§ Stated problem
Reproduce all the entries exactly.

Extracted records
▬▬▬
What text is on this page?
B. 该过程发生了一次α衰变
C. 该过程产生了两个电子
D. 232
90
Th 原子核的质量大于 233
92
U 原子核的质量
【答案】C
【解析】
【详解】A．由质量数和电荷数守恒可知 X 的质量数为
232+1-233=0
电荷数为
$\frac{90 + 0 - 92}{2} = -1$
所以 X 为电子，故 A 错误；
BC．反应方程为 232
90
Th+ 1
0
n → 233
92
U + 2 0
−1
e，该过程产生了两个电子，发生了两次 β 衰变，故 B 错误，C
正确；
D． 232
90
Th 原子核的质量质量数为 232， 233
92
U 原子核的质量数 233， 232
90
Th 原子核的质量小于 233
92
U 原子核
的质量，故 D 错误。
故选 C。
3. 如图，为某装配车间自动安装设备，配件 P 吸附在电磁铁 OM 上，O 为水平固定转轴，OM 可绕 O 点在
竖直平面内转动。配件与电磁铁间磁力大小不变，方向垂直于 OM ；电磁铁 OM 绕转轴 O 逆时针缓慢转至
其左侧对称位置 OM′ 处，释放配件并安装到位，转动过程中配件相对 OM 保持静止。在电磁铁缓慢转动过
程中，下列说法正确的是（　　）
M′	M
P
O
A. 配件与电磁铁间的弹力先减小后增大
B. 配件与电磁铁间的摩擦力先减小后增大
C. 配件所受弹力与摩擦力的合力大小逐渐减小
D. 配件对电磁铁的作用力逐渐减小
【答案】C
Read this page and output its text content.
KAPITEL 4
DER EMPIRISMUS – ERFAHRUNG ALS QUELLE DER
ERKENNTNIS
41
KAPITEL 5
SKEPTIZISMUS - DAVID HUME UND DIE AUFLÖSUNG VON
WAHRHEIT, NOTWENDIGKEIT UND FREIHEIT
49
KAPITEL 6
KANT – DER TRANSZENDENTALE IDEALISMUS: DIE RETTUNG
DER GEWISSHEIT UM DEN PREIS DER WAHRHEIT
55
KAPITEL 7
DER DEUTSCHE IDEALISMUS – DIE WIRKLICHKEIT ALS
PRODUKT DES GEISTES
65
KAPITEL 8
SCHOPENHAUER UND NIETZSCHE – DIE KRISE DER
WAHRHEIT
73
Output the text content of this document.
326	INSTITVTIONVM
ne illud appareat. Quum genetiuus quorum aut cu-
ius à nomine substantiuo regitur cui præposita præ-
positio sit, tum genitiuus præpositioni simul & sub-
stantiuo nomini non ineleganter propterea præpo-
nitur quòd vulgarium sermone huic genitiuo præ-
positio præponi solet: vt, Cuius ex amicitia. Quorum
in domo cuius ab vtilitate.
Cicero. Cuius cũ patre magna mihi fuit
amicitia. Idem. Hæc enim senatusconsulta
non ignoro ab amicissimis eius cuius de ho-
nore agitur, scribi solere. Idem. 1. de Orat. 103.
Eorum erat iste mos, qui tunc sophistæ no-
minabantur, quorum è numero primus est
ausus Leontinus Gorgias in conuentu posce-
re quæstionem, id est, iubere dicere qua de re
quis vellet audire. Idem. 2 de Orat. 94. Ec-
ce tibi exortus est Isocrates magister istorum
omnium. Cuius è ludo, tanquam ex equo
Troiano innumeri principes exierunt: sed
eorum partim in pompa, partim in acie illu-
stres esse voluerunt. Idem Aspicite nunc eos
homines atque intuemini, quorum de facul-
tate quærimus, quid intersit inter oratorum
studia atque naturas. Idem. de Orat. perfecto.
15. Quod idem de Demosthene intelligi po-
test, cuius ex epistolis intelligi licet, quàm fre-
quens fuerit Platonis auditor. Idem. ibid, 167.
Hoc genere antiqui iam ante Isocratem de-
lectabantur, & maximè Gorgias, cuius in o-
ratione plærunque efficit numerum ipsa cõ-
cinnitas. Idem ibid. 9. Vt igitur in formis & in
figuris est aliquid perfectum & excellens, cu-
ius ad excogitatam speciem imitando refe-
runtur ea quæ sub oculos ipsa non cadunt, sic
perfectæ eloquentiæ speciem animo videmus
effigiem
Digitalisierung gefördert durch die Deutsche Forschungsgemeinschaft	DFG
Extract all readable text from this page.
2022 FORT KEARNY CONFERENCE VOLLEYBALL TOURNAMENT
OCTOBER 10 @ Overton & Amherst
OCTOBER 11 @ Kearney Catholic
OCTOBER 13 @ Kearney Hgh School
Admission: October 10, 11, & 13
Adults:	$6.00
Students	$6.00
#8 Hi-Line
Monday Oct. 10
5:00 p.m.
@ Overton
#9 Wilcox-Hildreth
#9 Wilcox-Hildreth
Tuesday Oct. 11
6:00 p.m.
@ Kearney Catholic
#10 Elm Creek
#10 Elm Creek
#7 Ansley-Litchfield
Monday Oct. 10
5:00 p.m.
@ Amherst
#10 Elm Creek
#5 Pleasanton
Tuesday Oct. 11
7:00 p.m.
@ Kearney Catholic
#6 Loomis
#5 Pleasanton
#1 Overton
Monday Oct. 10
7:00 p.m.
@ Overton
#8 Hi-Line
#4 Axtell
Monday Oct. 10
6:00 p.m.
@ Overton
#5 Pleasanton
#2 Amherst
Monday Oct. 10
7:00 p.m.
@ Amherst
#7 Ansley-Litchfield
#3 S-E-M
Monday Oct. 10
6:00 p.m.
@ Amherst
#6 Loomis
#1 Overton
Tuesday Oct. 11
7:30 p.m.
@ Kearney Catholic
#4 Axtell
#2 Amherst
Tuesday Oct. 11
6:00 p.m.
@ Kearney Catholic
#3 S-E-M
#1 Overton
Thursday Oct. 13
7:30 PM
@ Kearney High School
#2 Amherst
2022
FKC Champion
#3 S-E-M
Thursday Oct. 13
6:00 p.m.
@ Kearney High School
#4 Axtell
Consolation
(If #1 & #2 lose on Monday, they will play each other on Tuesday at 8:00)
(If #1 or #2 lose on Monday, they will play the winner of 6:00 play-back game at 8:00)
▬▬▬
§ Task output
What text is on this page?
B. 该过程发生了一次α衰变
C. 该过程产生了两个电子
D. 232
90
Th 原子核的质量大于 233
92
U 原子核的质量
【答案】C
【解析】
【详解】A．由质量数和电荷数守恒可知 X 的质量数为
232+1-233=0
电荷数为
$\frac{90 + 0 - 92}{2} = -1$
所以 X 为电子，故 A 错误；
BC．反应方程为 232
90
Th+ 1
0
n → 233
92
U + 2 0
−1
e，该过程产生了两个电子，发生了两次 β 衰变，故 B 错误，C
正确；
D． 232
90
Th 原子核的质量质量数为 232， 233
92
U 原子核的质量数 233， 232
90
Th 原子核的质量小于 233
92
U 原子核
的质量，故 D 错误。
故选 C。
3. 如图，为某装配车间自动安装设备，配件 P 吸附在电磁铁 OM 上，O 为水平固定转轴，OM 可绕 O 点在
竖直平面内转动。配件与电磁铁间磁力大小不变，方向垂直于 OM ；电磁铁 OM 绕转轴 O 逆时针缓慢转至
其左侧对称位置 OM′ 处，释放配件并安装到位，转动过程中配件相对 OM 保持静止。在电磁铁缓慢转动过
程中，下列说法正确的是（　　）
M′	M
P
O
A. 配件与电磁铁间的弹力先减小后增大
B. 配件与电磁铁间的摩擦力先减小后增大
C. 配件所受弹力与摩擦力的合力大小逐渐减小
D. 配件对电磁铁的作用力逐渐减小
【答案】C
Read this page and output its text content.
KAPITEL 4
DER EMPIRISMUS – ERFAHRUNG ALS QUELLE DER
ERKENNTNIS
41
KAPITEL 5
SKEPTIZISMUS - DAVID HUME UND DIE AUFLÖSUNG VON
WAHRHEIT, NOTWENDIGKEIT UND FREIHEIT
49
KAPITEL 6
KANT – DER TRANSZENDENTALE IDEALISMUS: DIE RETTUNG
DER GEWISSHEIT UM DEN PREIS DER WAHRHEIT
55
KAPITEL 7
DER DEUTSCHE IDEALISMUS – DIE WIRKLICHKEIT ALS
PRODUKT DES GEISTES
65
KAPITEL 8
SCHOPENHAUER UND NIETZSCHE – DIE KRISE DER
WAHRHEIT
73
Output the text content of this document.
326	INSTITVTIONVM
ne illud appareat. Quum genetiuus quorum aut cu-
ius à nomine substantiuo regitur cui præposita præ-
positio sit, tum genitiuus præpositioni simul & sub-
stantiuo nomini non ineleganter propterea præpo-
nitur quòd vulgarium sermone huic genitiuo præ-
positio præponi solet: vt, Cuius ex amicitia. Quorum
in domo cuius ab vtilitate.
Cicero. Cuius cũ patre magna mihi fuit
amicitia. Idem. Hæc enim senatusconsulta
non ignoro ab amicissimis eius cuius de ho-
nore agitur, scribi solere. Idem. 1. de Orat. 103.
Eorum erat iste mos, qui tunc sophistæ no-
minabantur, quorum è numero primus est
ausus Leontinus Gorgias in conuentu posce-
re quæstionem, id est, iubere dicere qua de re
quis vellet audire. Idem. 2 de Orat. 94. Ec-
ce tibi exortus est Isocrates magister istorum
omnium. Cuius è ludo, tanquam ex equo
Troiano innumeri principes exierunt: sed
eorum partim in pompa, partim in acie illu-
stres esse voluerunt. Idem Aspicite nunc eos
homines atque intuemini, quorum de facul-
tate quærimus, quid intersit inter oratorum
studia atque naturas. Idem. de Orat. perfecto.
15. Quod idem de Demosthene intelligi po-
test, cuius ex epistolis intelligi licet, quàm fre-
quens fuerit Platonis auditor. Idem. ibid, 167.
Hoc genere antiqui iam ante Isocratem de-
lectabantur, & maximè Gorgias, cuius in o-
ratione plærunque efficit numerum ipsa cõ-
cinnitas. Idem ibid. 9. Vt igitur in formis & in
figuris est aliquid perfectum & excellens, cu-
ius ad excogitatam speciem imitando refe-
runtur ea quæ sub oculos ipsa non cadunt, sic
perfectæ eloquentiæ speciem animo videmus
effigiem
Digitalisierung gefördert durch die Deutsche Forschungsgemeinschaft	DFG
Extract all readable text from this page.
2022 FORT KEARNY CONFERENCE VOLLEYBALL TOURNAMENT
OCTOBER 10 @ Overton & Amherst
OCTOBER 11 @ Kearney Catholic
OCTOBER 13 @ Kearney Hgh School
Admission: October 10, 11, & 13
Adults:	$6.00
Students	$6.00
#8 Hi-Line
Monday Oct. 10
5:00 p.m.
@ Overton
#9 Wilcox-Hildreth
#9 Wilcox-Hildreth
Tuesday Oct. 11
6:00 p.m.
@ Kearney Catholic
#10 Elm Creek
#10 Elm Creek
#7 Ansley-Litchfield
Monday Oct. 10
5:00 p.m.
@ Amherst
#10 Elm Creek
#5 Pleasanton
Tuesday Oct. 11
7:00 p.m.
@ Kearney Catholic
#6 Loomis
#5 Pleasanton
#1 Overton
Monday Oct. 10
7:00 p.m.
@ Overton
#8 Hi-Line
#4 Axtell
Monday Oct. 10
6:00 p.m.
@ Overton
#5 Pleasanton
#2 Amherst
Monday Oct. 10
7:00 p.m.
@ Amherst
#7 Ansley-Litchfield
#3 S-E-M
Monday Oct. 10
6:00 p.m.
@ Amherst
#6 Loomis
#1 Overton
Tuesday Oct. 11
7:30 p.m.
@ Kearney Catholic
#4 Axtell
#2 Amherst
Tuesday Oct. 11
6:00 p.m.
@ Kearney Catholic
#3 S-E-M
#1 Overton
Thursday Oct. 13
7:30 PM
@ Kearney High School
#2 Amherst
2022
FKC Champion
#3 S-E-M
Thursday Oct. 13
6:00 p.m.
@ Kearney High School
#4 Axtell
Consolation
(If #1 & #2 lose on Monday, they will play each other on Tuesday at 8:00)
(If #1 or #2 lose on Monday, they will play the winner of 6:00 play-back game at 8:00)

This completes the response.